* [Set task 1]: Can you update the listing from its first line through the line with "layer-checkbox[interactable] — [1, 491, 11, 501]", replacing "layer-checkbox" with "layer-toggle" and leaving everything else unchanged?

* [Extract provided]:
^^^^
Despite the broad discretion granted to district courts in determining whether to order bifurcation, the Fifth Circuit has cautioned that this discretion should be used sparingly. First, a court should not bifurcate claims unless the issue to be tried separately is "so distinct and separate from the others that a trial of it alone may be had without injustice." McDaniel v. Anheuser-Busch, Inc., 987 F.2d 298, 305 (5th Cir. 1993) (citing Swofford v. B&W Inc., 336 F.2d 406, 415 (5th Cir. 1964)). Moreover, "even if bifurcation might somehow promote judicial economy, courts should not order separate trials when 'bifurcation would result in unnecessary delay, additional expense or some other form of prejudice.'" Laitram, 791 F.Supp. at 115 (citing Willemijn Houderstermaatschappij BV v. Apollo Computer Inc., 707 F.Supp. 1429, 1433 (D. Del. 1984)). In light of these limitations, the "separation of issues is not the usual course that should be followed." State of Ala. v. Blue Bird Body Co., Inc., 573 F.2d 309, 318 (5th Cir. 1978) (citing Swofford, 336 F.2d at 415); see also Porter v. Milliken & Michaels, Inc., No. 9-0199, 2000 WL 1059849, at *2 (E.D. La. Aug. 1, 2000) (Vance, J.) ("Separate trials, however, are the exception, not the rule.").

DISCUSSION

Claimants argue that a decision by this Court to bifurcate the issues of limitation and damages falls squarely within its discretion pursuant to Rule 42, as a decision to do so would cause the length of the trial to be "substantially quicker." (Rec. Doc. 431-1, p. 4). This argument rests largely on Claimants' assertion that Limitation Petitioners will not be able to satisfy the requisite elements of a limitation action, which would cause a hearing on the issue of limitation to be "brief in comparison to a full trial with damages." (Rec. Doc. 431-1, p. 7).

The Court finds this argument flawed. First, Claimants devote a number of pages of their motion to discussing the inadequacies of Limitation Petitioners' limitation action. A motion to bifurcate is not the proper legal vehicle to discuss the merits of a party's claim. Further, Claimants provide no reasoning for how Limitation Petitioners' alleged unsuccessful action would mitigate the time or judicial expense associated with what Claimants deem a lengthy trial on damages. instead, the Court agrees with Limitation Petitioners that the time and resources of the Court and the parties would be better conserved through a single trial on all issues.

As noted by Limitation Petitioners, both the issues of limitation and the extent of damages require the same evidence and testimony of witnesses. Courts have generally recognized that when issues are intertwined and may require the same evidence, bifurcation of these issues does not promote judicial economy and is not an appropriate remedy. In re Sortwell, Inc., No. 08-5167, 2011 WL 4896475, at *2 (N.D. Cal. Oct. 12, 2011); In re Diamond B Marine Serv., Inc., No. 99-951, 99-984, 99-1346, 2000 WL 37987, at *2 (E.D. La. Jan. 14, 2000). Specifically, in the context of a limitation action, this Court has previously recognized that bifurcation of issues of limitation and damages is not appropriate when evidence "will inevitably overlap with regard to the issues of damages, causation[,] and liability." Diamond B, 2000 WL 37987, at *2.
^^^^
* [Set task 2]: How would you translate this sentence from the bifurcation excerpt into Spanish: "A motion to bifurcate is not the proper legal vehicle to discuss the merits of a party's claim."

Items drawn from a data source:
^^^^
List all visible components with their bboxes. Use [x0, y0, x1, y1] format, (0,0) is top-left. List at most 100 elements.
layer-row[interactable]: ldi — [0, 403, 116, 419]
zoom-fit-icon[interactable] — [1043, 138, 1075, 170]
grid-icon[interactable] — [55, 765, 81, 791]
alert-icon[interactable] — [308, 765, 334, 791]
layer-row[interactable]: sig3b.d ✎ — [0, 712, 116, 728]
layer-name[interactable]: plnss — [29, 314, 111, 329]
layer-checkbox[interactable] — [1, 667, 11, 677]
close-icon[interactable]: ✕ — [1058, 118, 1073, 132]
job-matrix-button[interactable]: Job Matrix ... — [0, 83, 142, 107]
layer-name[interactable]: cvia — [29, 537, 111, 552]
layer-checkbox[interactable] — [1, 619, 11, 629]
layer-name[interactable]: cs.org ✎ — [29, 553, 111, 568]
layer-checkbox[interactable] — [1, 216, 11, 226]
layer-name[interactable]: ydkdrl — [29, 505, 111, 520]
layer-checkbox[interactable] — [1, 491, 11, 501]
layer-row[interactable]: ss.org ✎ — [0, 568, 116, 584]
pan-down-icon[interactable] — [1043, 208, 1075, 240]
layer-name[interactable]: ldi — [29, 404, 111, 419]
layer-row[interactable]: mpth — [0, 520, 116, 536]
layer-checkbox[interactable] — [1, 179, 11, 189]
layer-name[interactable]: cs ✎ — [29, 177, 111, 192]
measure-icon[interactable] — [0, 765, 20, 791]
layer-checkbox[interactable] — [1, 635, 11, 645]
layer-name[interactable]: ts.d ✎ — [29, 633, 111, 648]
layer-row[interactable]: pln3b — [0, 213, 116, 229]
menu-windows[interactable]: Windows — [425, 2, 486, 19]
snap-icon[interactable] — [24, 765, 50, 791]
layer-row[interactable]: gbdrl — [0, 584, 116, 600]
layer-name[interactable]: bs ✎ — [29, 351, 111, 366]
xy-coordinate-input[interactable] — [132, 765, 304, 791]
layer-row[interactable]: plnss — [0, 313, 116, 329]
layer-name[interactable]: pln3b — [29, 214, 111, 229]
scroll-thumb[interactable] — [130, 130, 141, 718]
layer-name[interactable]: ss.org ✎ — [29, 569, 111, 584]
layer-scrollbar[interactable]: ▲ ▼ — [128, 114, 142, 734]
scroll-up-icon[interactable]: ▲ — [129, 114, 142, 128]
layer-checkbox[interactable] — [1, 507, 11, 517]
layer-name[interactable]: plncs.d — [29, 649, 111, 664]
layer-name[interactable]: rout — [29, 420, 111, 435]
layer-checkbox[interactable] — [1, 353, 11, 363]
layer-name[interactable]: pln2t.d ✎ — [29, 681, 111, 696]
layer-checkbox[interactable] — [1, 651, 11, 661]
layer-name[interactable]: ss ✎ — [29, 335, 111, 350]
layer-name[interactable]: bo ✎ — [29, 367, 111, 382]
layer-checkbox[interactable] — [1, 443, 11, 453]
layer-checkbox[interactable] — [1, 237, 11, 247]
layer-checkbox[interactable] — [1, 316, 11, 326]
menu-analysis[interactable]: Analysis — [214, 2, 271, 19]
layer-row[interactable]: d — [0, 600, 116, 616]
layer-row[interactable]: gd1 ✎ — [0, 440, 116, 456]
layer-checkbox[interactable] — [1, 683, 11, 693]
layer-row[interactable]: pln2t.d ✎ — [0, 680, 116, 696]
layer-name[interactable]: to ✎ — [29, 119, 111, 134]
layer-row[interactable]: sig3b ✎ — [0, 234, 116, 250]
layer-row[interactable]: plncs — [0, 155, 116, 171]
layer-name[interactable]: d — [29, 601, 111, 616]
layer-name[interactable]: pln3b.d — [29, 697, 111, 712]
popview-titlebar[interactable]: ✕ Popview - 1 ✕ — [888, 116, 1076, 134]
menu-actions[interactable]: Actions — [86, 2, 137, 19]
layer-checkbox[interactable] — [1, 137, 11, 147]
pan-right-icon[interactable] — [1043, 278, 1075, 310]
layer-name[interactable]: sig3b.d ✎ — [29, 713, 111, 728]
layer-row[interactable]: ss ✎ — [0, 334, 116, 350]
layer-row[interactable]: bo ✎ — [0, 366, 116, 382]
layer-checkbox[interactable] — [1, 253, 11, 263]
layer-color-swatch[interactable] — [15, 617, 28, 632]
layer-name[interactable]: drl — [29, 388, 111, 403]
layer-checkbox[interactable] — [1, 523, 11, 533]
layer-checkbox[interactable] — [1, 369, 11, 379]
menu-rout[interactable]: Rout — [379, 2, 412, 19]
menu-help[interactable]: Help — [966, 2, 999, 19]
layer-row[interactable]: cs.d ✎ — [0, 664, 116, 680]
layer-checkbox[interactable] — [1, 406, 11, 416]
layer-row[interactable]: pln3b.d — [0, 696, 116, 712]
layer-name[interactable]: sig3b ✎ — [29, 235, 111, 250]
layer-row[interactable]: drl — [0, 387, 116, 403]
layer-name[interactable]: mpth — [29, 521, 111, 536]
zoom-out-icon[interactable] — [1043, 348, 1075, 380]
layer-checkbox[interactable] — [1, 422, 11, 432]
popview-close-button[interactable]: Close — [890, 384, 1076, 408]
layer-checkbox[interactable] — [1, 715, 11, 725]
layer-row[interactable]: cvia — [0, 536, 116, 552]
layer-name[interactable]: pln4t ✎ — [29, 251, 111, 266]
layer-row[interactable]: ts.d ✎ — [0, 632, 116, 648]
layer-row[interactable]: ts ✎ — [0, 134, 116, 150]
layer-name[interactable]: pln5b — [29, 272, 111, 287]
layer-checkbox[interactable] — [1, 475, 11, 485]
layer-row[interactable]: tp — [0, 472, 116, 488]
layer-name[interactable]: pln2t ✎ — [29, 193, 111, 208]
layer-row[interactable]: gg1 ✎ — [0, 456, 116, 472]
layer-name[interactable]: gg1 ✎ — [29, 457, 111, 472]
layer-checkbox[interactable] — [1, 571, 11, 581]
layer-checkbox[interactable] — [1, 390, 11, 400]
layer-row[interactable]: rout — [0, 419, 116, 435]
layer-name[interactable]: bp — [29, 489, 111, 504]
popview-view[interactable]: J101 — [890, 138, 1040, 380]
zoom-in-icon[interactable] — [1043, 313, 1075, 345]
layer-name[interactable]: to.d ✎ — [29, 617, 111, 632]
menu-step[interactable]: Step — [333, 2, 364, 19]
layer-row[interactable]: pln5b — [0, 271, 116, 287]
^^^^
* [Complete response 1]:
List all visible components with their bboxes. Use [x0, y0, x1, y1] format, (0,0) is top-left. List at most 100 elements.
layer-row[interactable]: ldi — [0, 403, 116, 419]
zoom-fit-icon[interactable] — [1043, 138, 1075, 170]
grid-icon[interactable] — [55, 765, 81, 791]
alert-icon[interactable] — [308, 765, 334, 791]
layer-row[interactable]: sig3b.d ✎ — [0, 712, 116, 728]
layer-name[interactable]: plnss — [29, 314, 111, 329]
layer-toggle[interactable] — [1, 667, 11, 677]
close-icon[interactable]: ✕ — [1058, 118, 1073, 132]
job-matrix-button[interactable]: Job Matrix ... — [0, 83, 142, 107]
layer-name[interactable]: cvia — [29, 537, 111, 552]
layer-toggle[interactable] — [1, 619, 11, 629]
layer-name[interactable]: cs.org ✎ — [29, 553, 111, 568]
layer-toggle[interactable] — [1, 216, 11, 226]
layer-name[interactable]: ydkdrl — [29, 505, 111, 520]
layer-toggle[interactable] — [1, 491, 11, 501]

* [Complete response 2]: Una moción para bifurcar no es el vehículo jurídico adecuado para discutir el fondo de la pretensión de una parte.